▸ **CHALLENGE**
Copy each of the following items verbatim, keeping every line unchanged.

▸ **PROVIDED MATERIAL**
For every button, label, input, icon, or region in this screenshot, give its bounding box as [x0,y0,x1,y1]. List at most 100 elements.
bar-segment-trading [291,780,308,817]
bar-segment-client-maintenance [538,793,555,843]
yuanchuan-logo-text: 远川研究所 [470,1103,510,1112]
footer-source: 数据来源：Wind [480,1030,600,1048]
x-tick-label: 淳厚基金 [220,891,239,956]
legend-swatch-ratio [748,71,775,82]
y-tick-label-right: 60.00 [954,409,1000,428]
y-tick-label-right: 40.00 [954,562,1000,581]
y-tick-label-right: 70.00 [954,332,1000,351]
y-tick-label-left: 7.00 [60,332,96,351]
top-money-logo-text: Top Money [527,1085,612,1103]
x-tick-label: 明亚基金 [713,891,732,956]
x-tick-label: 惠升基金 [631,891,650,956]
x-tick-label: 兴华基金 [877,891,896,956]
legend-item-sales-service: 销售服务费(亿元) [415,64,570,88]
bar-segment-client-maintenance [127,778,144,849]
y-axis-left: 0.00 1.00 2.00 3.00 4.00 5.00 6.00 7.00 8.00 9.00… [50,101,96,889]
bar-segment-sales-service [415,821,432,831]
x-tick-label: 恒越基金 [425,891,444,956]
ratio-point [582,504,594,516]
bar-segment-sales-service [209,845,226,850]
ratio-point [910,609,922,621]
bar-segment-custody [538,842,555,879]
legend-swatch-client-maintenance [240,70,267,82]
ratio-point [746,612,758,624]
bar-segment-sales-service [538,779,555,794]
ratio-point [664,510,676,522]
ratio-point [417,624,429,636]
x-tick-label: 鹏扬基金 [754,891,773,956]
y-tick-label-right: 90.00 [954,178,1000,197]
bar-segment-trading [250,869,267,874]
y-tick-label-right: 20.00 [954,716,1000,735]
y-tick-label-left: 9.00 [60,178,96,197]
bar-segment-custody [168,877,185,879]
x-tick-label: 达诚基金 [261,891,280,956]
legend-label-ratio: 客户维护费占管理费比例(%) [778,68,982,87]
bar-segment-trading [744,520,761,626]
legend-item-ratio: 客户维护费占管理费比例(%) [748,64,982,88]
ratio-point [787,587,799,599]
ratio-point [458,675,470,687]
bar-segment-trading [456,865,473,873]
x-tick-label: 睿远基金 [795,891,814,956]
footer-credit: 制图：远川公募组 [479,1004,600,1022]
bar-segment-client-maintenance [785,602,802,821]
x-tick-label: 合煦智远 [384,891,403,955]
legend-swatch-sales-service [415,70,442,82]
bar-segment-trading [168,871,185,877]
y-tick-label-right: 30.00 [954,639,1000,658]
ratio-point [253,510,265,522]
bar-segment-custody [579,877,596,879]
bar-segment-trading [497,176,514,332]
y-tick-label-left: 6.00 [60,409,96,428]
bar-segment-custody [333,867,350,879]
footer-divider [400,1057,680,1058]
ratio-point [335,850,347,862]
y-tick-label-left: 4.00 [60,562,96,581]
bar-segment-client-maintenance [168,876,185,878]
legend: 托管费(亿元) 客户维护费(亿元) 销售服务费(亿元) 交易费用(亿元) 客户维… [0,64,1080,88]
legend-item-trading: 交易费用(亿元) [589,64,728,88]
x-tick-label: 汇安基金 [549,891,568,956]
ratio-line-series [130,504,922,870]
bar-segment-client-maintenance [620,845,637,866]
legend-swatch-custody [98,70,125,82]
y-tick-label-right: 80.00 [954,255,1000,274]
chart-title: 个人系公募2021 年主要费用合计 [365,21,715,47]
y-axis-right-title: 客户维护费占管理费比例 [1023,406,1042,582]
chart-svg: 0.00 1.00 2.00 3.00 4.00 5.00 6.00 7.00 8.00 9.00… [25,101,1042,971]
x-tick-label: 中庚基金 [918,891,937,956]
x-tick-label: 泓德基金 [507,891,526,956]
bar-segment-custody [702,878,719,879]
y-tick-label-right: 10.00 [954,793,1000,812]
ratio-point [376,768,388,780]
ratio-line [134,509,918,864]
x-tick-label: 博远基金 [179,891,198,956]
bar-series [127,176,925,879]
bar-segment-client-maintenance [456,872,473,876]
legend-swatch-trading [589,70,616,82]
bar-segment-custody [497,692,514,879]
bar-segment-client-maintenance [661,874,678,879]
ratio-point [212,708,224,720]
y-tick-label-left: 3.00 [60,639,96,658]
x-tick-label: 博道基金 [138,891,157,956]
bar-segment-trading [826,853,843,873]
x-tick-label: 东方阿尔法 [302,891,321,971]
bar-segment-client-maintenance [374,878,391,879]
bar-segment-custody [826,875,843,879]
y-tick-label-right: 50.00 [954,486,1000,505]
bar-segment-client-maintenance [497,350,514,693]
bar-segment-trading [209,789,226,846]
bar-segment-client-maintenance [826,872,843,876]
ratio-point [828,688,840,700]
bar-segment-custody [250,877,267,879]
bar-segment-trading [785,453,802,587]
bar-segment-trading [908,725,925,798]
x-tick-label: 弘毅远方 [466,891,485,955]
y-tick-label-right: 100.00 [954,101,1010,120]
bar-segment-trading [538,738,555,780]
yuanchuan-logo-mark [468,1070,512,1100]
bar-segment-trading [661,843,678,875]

▸ **TASK ANSWER**
For every button, label, input, icon, or region in this screenshot, give its bounding box as [x0,y0,x1,y1]. List at most 100 elements.
bar-segment-trading [291,780,308,817]
bar-segment-client-maintenance [538,793,555,843]
yuanchuan-logo-text: 远川研究所 [470,1103,510,1112]
footer-source: 数据来源：Wind [480,1030,600,1048]
x-tick-label: 淳厚基金 [220,891,239,956]
legend-swatch-ratio [748,71,775,82]
y-tick-label-right: 60.00 [954,409,1000,428]
y-tick-label-right: 40.00 [954,562,1000,581]
y-tick-label-right: 70.00 [954,332,1000,351]
y-tick-label-left: 7.00 [60,332,96,351]
top-money-logo-text: Top Money [527,1085,612,1103]
x-tick-label: 明亚基金 [713,891,732,956]
x-tick-label: 惠升基金 [631,891,650,956]
x-tick-label: 兴华基金 [877,891,896,956]
legend-item-sales-service: 销售服务费(亿元) [415,64,570,88]
bar-segment-client-maintenance [127,778,144,849]
y-axis-left: 0.00 1.00 2.00 3.00 4.00 5.00 6.00 7.00 8.00 9.00… [50,101,96,889]
bar-segment-sales-service [415,821,432,831]
x-tick-label: 恒越基金 [425,891,444,956]
ratio-point [582,504,594,516]
bar-segment-sales-service [209,845,226,850]
ratio-point [910,609,922,621]
bar-segment-custody [538,842,555,879]
legend-swatch-client-maintenance [240,70,267,82]
ratio-point [746,612,758,624]
bar-segment-sales-service [538,779,555,794]
ratio-point [664,510,676,522]
ratio-point [417,624,429,636]
x-tick-label: 鹏扬基金 [754,891,773,956]
y-tick-label-right: 90.00 [954,178,1000,197]
bar-segment-trading [250,869,267,874]
y-tick-label-right: 20.00 [954,716,1000,735]
y-tick-label-left: 9.00 [60,178,96,197]
bar-segment-custody [168,877,185,879]
x-tick-label: 达诚基金 [261,891,280,956]
legend-label-ratio: 客户维护费占管理费比例(%) [778,68,982,87]
bar-segment-trading [744,520,761,626]
legend-item-ratio: 客户维护费占管理费比例(%) [748,64,982,88]
ratio-point [787,587,799,599]
ratio-point [458,675,470,687]
bar-segment-trading [456,865,473,873]
x-tick-label: 睿远基金 [795,891,814,956]
footer-credit: 制图：远川公募组 [479,1004,600,1022]
bar-segment-client-maintenance [785,602,802,821]
x-tick-label: 合煦智远 [384,891,403,955]
legend-swatch-sales-service [415,70,442,82]
bar-segment-trading [168,871,185,877]
y-tick-label-right: 30.00 [954,639,1000,658]
ratio-point [253,510,265,522]
bar-segment-custody [579,877,596,879]
bar-segment-trading [497,176,514,332]
y-tick-label-left: 6.00 [60,409,96,428]
bar-segment-custody [333,867,350,879]
footer-divider [400,1057,680,1058]
ratio-point [335,850,347,862]
y-tick-label-left: 4.00 [60,562,96,581]
bar-segment-client-maintenance [168,876,185,878]
legend: 托管费(亿元) 客户维护费(亿元) 销售服务费(亿元) 交易费用(亿元) 客户维… [0,64,1080,88]
legend-item-trading: 交易费用(亿元) [589,64,728,88]
x-tick-label: 汇安基金 [549,891,568,956]
ratio-line-series [130,504,922,870]
bar-segment-client-maintenance [620,845,637,866]
legend-swatch-custody [98,70,125,82]
y-tick-label-right: 80.00 [954,255,1000,274]
chart-title: 个人系公募2021 年主要费用合计 [365,21,715,47]
y-axis-right-title: 客户维护费占管理费比例 [1023,406,1042,582]
chart-svg: 0.00 1.00 2.00 3.00 4.00 5.00 6.00 7.00 8.00 9.00… [25,101,1042,971]
x-tick-label: 中庚基金 [918,891,937,956]
x-tick-label: 泓德基金 [507,891,526,956]
bar-segment-custody [702,878,719,879]
y-tick-label-right: 10.00 [954,793,1000,812]
ratio-point [376,768,388,780]
ratio-line [134,509,918,864]
x-tick-label: 博远基金 [179,891,198,956]
bar-series [127,176,925,879]
bar-segment-client-maintenance [456,872,473,876]
legend-swatch-trading [589,70,616,82]
bar-segment-custody [497,692,514,879]
bar-segment-client-maintenance [661,874,678,879]
ratio-point [212,708,224,720]
y-tick-label-left: 3.00 [60,639,96,658]
x-tick-label: 博道基金 [138,891,157,956]
bar-segment-trading [826,853,843,873]
x-tick-label: 东方阿尔法 [302,891,321,971]
bar-segment-client-maintenance [374,878,391,879]
bar-segment-custody [826,875,843,879]
y-tick-label-right: 50.00 [954,486,1000,505]
bar-segment-client-maintenance [497,350,514,693]
bar-segment-trading [209,789,226,846]
bar-segment-client-maintenance [826,872,843,876]
ratio-point [828,688,840,700]
bar-segment-custody [250,877,267,879]
bar-segment-trading [785,453,802,587]
bar-segment-trading [908,725,925,798]
x-tick-label: 弘毅远方 [466,891,485,955]
y-tick-label-right: 100.00 [954,101,1010,120]
bar-segment-trading [538,738,555,780]
yuanchuan-logo-mark [468,1070,512,1100]
bar-segment-trading [661,843,678,875]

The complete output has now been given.